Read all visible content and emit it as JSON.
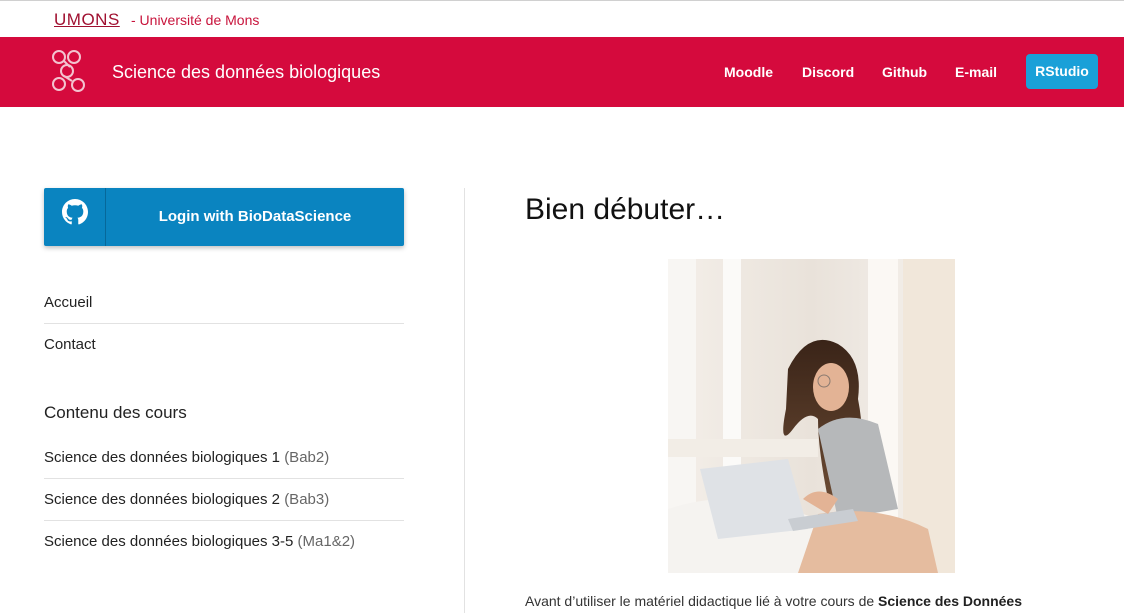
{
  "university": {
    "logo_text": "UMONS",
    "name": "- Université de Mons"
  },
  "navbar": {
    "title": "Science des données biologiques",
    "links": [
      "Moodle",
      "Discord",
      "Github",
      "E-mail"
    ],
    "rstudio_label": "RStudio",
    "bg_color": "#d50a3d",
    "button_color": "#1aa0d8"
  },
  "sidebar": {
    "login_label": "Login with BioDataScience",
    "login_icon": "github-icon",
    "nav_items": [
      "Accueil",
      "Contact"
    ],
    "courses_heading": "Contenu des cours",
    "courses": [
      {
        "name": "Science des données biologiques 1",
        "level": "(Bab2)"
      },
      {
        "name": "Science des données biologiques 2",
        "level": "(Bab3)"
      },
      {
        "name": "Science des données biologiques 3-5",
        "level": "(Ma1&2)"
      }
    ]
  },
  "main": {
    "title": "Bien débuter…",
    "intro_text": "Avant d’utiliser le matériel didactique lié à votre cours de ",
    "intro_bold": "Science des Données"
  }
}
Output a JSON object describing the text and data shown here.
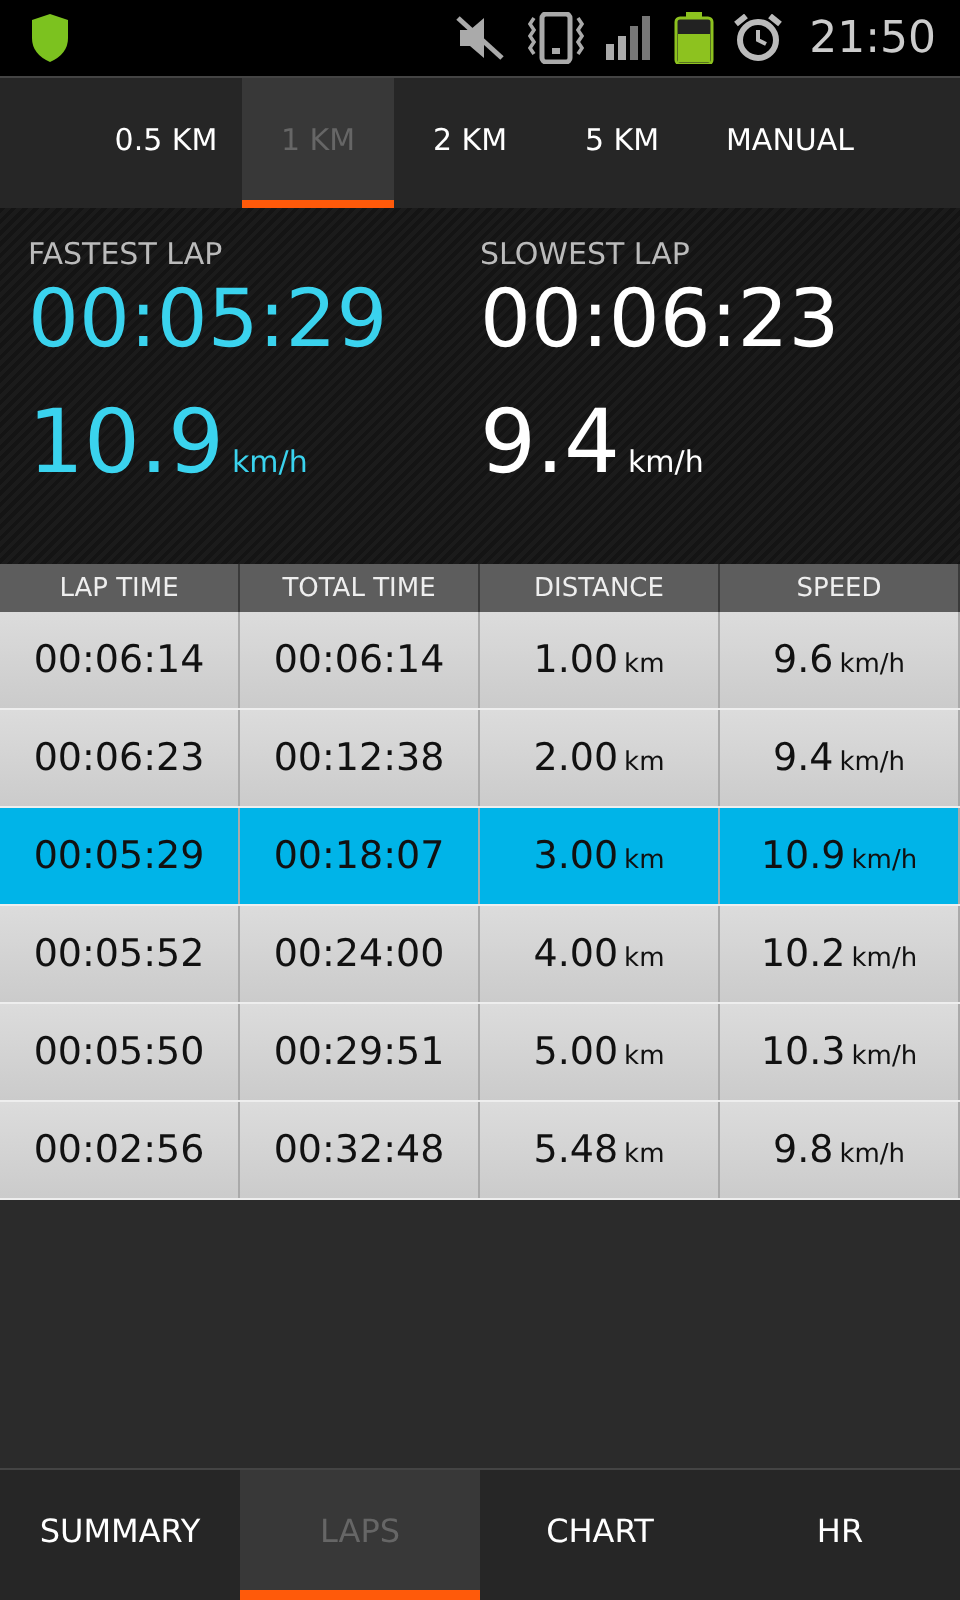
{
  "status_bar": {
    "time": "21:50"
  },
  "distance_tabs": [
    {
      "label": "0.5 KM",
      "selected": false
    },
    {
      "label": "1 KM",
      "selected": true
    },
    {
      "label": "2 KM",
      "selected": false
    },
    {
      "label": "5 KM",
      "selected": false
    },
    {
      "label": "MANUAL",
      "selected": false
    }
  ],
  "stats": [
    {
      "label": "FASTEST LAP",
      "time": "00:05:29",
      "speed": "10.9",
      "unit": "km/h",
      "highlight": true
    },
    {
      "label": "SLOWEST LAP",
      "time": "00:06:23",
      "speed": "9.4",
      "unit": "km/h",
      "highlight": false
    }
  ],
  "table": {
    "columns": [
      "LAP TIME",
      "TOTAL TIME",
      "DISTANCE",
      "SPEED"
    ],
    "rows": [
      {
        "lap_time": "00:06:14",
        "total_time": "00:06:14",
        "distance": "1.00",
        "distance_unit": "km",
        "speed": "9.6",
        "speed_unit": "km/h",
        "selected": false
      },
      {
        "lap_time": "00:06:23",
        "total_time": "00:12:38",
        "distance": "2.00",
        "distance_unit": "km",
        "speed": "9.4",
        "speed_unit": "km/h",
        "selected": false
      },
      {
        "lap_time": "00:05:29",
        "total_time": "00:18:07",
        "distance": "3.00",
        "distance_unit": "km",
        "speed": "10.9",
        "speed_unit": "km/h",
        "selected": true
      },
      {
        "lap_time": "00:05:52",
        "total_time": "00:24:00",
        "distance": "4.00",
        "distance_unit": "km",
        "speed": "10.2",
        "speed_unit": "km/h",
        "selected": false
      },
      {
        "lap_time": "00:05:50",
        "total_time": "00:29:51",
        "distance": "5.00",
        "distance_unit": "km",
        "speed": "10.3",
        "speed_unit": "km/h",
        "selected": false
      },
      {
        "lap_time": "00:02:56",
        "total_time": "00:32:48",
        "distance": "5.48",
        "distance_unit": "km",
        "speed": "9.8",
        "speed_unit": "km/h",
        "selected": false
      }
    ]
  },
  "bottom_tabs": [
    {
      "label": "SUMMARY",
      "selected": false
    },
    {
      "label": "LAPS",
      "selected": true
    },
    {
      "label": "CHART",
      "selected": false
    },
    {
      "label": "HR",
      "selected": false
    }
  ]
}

===============

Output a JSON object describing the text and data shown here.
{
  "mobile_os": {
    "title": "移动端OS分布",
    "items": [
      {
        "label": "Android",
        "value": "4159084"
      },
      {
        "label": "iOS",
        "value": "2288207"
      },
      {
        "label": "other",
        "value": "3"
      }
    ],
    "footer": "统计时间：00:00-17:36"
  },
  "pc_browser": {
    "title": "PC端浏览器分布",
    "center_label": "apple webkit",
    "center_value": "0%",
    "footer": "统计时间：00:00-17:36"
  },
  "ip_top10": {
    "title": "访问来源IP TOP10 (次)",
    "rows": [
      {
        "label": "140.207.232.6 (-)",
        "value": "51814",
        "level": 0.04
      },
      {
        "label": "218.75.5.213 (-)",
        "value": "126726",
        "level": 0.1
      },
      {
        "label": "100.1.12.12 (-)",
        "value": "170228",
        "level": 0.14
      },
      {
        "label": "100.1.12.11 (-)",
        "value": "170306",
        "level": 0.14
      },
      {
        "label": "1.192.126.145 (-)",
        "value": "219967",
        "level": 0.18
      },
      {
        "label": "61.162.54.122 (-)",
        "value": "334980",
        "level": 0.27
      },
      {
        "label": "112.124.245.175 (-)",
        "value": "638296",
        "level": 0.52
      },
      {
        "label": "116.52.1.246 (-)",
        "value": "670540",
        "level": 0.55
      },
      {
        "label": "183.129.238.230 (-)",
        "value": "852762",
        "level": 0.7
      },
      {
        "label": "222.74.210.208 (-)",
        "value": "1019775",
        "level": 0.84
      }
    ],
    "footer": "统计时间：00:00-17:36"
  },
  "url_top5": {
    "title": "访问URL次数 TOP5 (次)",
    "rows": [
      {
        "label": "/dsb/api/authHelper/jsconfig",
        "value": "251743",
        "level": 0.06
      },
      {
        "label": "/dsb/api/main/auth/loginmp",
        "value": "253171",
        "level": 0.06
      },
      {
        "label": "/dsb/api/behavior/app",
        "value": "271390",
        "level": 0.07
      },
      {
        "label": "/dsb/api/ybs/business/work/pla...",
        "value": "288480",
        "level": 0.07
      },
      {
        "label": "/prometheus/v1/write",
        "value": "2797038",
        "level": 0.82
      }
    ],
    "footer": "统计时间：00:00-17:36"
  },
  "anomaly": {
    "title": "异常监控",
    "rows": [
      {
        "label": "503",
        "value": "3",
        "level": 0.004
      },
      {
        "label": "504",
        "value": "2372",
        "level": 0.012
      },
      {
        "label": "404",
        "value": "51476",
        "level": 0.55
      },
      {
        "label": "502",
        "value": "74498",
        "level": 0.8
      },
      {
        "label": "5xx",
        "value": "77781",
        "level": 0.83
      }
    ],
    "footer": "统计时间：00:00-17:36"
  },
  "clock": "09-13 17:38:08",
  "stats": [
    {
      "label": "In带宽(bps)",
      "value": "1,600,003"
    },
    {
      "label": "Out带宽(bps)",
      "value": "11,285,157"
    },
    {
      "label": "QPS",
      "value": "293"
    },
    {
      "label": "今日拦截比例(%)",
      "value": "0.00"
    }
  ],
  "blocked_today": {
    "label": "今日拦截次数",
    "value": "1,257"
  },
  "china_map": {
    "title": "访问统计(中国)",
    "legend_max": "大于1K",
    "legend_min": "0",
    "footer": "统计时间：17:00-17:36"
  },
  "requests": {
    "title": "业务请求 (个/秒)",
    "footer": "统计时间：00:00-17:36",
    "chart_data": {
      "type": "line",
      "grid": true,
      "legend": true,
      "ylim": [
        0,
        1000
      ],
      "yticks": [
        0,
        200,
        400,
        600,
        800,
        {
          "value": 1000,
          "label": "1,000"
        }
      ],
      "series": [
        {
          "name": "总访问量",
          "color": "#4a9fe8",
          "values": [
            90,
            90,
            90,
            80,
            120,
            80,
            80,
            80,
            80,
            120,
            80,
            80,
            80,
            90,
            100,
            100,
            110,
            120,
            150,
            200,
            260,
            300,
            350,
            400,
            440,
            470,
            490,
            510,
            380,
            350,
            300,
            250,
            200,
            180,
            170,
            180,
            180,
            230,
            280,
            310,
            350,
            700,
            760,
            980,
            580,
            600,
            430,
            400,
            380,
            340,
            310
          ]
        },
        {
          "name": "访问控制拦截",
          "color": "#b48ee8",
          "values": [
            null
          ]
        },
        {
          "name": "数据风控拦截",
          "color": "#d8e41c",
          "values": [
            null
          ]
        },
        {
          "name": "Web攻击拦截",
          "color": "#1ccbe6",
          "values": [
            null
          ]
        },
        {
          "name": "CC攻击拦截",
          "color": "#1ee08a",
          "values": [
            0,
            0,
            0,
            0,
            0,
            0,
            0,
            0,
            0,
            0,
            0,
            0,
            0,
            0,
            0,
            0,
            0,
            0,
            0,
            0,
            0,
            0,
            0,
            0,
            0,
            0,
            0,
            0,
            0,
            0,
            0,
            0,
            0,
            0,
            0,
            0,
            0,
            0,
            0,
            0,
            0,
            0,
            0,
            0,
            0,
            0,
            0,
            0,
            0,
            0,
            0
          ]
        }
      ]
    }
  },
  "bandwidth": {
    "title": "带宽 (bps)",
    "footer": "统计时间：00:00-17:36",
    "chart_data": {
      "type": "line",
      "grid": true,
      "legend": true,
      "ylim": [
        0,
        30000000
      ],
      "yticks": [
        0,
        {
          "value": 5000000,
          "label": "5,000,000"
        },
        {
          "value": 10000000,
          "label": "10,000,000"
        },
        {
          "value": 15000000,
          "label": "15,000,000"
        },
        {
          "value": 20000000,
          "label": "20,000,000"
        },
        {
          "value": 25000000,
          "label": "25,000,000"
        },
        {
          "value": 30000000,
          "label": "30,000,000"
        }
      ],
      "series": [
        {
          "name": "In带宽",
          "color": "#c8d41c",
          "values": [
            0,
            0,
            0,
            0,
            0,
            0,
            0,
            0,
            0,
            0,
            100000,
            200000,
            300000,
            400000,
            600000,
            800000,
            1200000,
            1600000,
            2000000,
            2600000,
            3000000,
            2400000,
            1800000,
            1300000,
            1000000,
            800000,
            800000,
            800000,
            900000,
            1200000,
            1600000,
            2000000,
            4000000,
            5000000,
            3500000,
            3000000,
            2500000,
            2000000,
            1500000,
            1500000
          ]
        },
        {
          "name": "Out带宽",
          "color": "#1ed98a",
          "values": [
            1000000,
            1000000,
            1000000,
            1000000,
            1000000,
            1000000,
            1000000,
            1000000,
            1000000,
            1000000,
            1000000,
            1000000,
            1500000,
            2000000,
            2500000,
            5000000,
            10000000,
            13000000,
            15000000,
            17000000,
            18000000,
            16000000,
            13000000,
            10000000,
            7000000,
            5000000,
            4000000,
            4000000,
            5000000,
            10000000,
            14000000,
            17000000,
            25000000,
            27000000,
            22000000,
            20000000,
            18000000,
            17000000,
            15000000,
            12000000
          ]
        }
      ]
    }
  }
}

===============

Problem to solve: Gather all lines where the word "biologiques" appears.

Problem solution:
    "title": "Science des données biologiques",
        "name": "Science des données biologiques 1",
        "name": "Science des données biologiques 2",
        "name": "Science des données biologiques 3-5",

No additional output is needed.